List every line in this data where the string "розетке" occurs.

(begin)

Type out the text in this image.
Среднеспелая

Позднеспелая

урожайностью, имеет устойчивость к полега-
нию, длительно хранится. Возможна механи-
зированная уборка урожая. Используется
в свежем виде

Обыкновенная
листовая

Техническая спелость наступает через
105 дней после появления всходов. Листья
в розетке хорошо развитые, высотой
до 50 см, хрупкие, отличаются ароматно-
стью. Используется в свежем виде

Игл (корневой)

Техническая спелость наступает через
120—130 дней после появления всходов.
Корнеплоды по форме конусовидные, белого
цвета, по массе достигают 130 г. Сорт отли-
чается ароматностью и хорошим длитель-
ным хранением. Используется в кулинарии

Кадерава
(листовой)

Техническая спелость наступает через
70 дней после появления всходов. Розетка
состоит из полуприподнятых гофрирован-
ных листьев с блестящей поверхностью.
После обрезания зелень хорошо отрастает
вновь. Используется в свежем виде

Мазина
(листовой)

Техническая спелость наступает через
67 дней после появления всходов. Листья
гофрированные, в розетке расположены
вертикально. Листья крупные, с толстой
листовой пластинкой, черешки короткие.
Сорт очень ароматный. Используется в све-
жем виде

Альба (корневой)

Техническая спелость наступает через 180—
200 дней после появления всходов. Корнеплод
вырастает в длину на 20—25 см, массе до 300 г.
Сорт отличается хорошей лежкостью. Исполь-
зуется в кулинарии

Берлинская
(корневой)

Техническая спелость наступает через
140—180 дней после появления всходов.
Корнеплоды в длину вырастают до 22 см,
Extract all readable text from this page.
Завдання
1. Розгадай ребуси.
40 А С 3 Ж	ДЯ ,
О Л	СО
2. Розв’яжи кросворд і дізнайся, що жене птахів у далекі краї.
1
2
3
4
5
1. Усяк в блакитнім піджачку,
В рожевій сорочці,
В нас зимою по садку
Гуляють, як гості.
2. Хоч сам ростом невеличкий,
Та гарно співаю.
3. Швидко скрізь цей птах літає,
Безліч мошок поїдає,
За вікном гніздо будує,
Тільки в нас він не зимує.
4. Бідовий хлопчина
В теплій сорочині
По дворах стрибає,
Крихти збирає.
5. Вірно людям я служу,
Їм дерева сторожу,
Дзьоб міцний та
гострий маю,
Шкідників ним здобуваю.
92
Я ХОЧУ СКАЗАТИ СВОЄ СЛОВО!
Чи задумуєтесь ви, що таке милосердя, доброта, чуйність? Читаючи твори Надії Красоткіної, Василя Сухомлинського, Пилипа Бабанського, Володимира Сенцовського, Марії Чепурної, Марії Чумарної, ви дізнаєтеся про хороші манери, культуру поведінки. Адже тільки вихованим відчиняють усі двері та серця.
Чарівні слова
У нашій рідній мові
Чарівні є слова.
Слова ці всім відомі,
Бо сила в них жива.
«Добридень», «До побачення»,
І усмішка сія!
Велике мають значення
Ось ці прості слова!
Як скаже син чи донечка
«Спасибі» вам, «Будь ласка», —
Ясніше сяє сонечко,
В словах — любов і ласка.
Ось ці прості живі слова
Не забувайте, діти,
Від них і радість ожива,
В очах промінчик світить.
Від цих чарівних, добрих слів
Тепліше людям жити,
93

(end)

● **Solved exercise**
в розетке хорошо развитые, высотой
гофрированные, в розетке расположены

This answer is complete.